INSTRUCTIONS FOR THE TASK — Give the number of lines containing "location" in this listing, with no other words.

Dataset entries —
⟨
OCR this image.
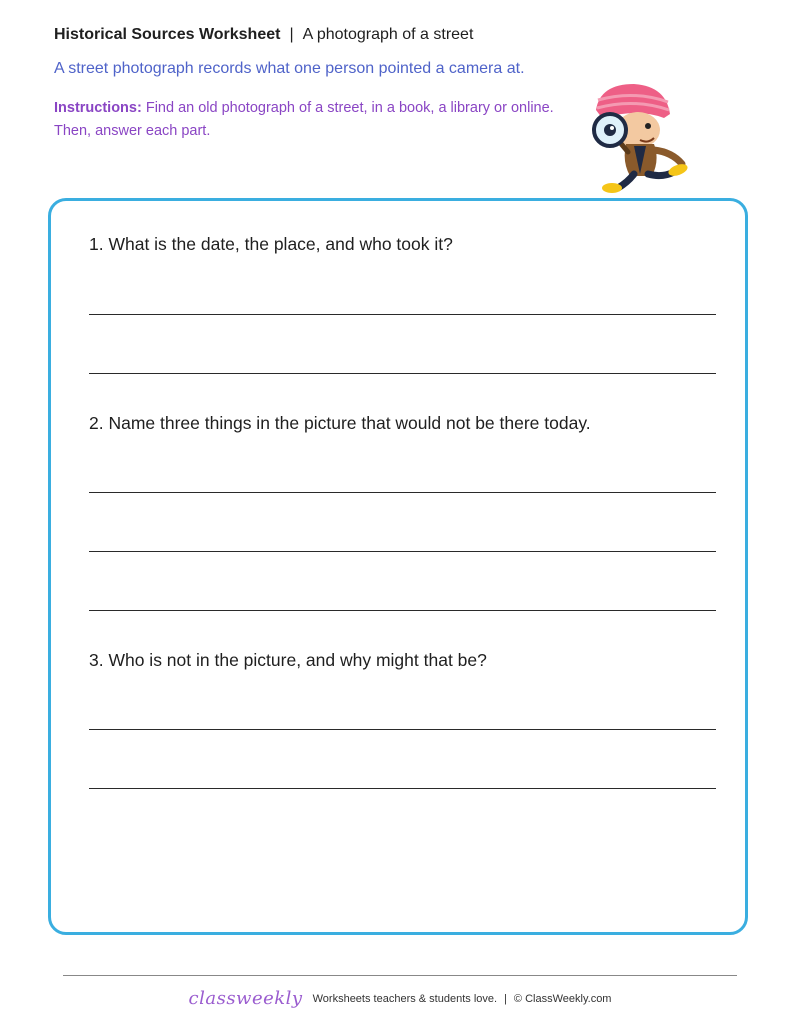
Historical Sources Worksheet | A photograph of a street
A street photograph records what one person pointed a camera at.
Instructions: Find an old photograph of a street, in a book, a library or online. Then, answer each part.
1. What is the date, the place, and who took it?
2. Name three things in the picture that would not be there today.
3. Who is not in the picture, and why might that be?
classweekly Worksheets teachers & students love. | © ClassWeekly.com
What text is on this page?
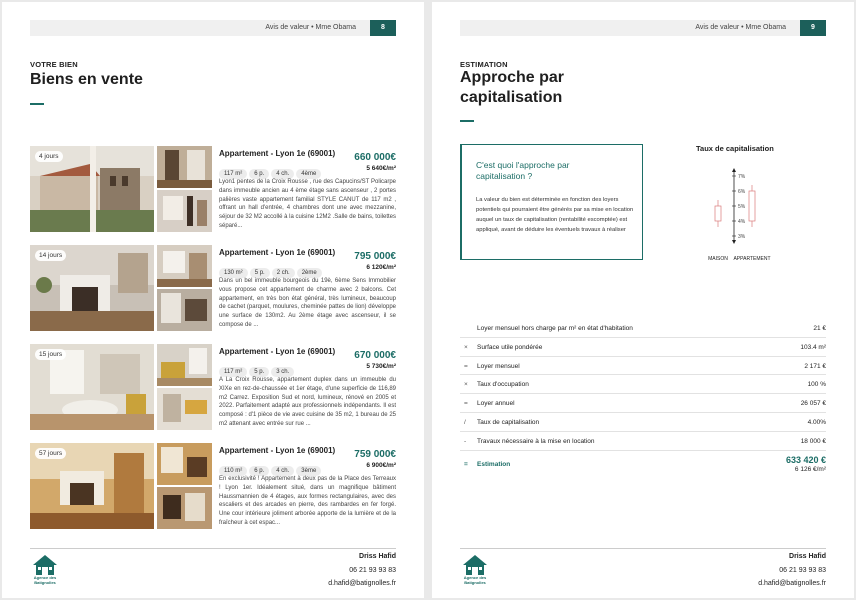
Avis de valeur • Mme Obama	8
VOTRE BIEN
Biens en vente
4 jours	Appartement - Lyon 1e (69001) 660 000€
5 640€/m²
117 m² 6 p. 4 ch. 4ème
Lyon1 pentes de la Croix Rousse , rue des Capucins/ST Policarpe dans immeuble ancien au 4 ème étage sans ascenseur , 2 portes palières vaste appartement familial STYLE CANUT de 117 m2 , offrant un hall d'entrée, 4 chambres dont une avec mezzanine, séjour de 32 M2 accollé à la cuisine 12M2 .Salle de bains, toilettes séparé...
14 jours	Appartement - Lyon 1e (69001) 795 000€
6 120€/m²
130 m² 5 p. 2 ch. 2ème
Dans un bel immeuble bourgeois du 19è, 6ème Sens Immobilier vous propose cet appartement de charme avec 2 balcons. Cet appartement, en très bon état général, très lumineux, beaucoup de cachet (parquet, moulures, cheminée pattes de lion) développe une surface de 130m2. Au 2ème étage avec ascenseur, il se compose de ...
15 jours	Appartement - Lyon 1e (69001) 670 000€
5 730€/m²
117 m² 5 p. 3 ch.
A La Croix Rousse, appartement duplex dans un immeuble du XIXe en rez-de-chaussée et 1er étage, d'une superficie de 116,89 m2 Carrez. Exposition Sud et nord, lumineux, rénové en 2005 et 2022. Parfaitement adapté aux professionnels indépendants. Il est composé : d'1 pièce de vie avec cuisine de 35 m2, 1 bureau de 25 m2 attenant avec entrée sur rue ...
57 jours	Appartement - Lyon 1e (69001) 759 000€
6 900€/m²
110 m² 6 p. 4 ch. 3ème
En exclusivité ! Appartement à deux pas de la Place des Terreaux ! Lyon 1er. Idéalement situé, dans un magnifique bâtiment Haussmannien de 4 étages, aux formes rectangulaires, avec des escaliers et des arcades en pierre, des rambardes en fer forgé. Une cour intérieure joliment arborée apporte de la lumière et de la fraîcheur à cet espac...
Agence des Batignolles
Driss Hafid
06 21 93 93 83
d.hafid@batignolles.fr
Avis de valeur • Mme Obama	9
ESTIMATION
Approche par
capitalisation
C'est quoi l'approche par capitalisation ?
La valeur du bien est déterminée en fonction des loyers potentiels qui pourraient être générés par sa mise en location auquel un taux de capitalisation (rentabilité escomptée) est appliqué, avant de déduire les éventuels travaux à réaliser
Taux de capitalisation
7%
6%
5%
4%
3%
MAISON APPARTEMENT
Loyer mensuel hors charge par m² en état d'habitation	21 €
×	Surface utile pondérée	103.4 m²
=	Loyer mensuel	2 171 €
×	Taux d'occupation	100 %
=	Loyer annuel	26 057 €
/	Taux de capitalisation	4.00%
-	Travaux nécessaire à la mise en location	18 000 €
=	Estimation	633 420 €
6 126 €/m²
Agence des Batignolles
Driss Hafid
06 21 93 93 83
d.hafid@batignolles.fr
⟩
THE RESULT — 2